▶ Exercise instructions
Please copy all the lines that follow, word for word.

▶ Data shown
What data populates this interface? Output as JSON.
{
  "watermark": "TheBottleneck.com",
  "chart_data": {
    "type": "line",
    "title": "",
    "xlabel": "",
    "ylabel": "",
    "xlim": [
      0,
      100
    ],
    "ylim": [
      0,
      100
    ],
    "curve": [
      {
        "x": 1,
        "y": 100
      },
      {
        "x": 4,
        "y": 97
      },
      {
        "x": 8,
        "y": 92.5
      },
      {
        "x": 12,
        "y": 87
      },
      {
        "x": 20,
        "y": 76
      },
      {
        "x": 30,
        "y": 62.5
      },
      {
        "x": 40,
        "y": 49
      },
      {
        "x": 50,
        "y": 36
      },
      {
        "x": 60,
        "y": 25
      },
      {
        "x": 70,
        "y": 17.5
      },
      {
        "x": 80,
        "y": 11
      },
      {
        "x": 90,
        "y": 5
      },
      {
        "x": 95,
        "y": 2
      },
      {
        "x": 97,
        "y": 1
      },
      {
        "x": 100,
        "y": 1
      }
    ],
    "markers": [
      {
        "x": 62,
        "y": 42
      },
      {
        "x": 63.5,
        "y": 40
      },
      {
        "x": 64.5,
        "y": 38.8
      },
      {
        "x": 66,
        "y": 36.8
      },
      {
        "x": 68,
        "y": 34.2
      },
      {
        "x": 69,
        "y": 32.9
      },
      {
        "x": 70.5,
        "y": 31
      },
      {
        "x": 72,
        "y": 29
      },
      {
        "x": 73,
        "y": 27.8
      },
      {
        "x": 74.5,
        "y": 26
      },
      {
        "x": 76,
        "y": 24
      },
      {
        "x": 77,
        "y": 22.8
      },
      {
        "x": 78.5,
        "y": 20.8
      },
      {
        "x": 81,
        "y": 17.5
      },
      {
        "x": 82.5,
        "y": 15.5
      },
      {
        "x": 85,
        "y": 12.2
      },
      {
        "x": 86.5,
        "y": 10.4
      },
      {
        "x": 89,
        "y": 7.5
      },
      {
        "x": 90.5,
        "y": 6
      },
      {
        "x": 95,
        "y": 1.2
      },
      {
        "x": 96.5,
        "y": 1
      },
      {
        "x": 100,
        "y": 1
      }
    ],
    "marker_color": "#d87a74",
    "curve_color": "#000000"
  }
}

▶ Problem solution
What data populates this interface? Output as JSON.
{
  "watermark": "TheBottleneck.com",
  "chart_data": {
    "type": "line",
    "title": "",
    "xlabel": "",
    "ylabel": "",
    "xlim": [
      0,
      100
    ],
    "ylim": [
      0,
      100
    ],
    "curve": [
      {
        "x": 1,
        "y": 100
      },
      {
        "x": 4,
        "y": 97
      },
      {
        "x": 8,
        "y": 92.5
      },
      {
        "x": 12,
        "y": 87
      },
      {
        "x": 20,
        "y": 76
      },
      {
        "x": 30,
        "y": 62.5
      },
      {
        "x": 40,
        "y": 49
      },
      {
        "x": 50,
        "y": 36
      },
      {
        "x": 60,
        "y": 25
      },
      {
        "x": 70,
        "y": 17.5
      },
      {
        "x": 80,
        "y": 11
      },
      {
        "x": 90,
        "y": 5
      },
      {
        "x": 95,
        "y": 2
      },
      {
        "x": 97,
        "y": 1
      },
      {
        "x": 100,
        "y": 1
      }
    ],
    "markers": [
      {
        "x": 62,
        "y": 42
      },
      {
        "x": 63.5,
        "y": 40
      },
      {
        "x": 64.5,
        "y": 38.8
      },
      {
        "x": 66,
        "y": 36.8
      },
      {
        "x": 68,
        "y": 34.2
      },
      {
        "x": 69,
        "y": 32.9
      },
      {
        "x": 70.5,
        "y": 31
      },
      {
        "x": 72,
        "y": 29
      },
      {
        "x": 73,
        "y": 27.8
      },
      {
        "x": 74.5,
        "y": 26
      },
      {
        "x": 76,
        "y": 24
      },
      {
        "x": 77,
        "y": 22.8
      },
      {
        "x": 78.5,
        "y": 20.8
      },
      {
        "x": 81,
        "y": 17.5
      },
      {
        "x": 82.5,
        "y": 15.5
      },
      {
        "x": 85,
        "y": 12.2
      },
      {
        "x": 86.5,
        "y": 10.4
      },
      {
        "x": 89,
        "y": 7.5
      },
      {
        "x": 90.5,
        "y": 6
      },
      {
        "x": 95,
        "y": 1.2
      },
      {
        "x": 96.5,
        "y": 1
      },
      {
        "x": 100,
        "y": 1
      }
    ],
    "marker_color": "#d87a74",
    "curve_color": "#000000"
  }
}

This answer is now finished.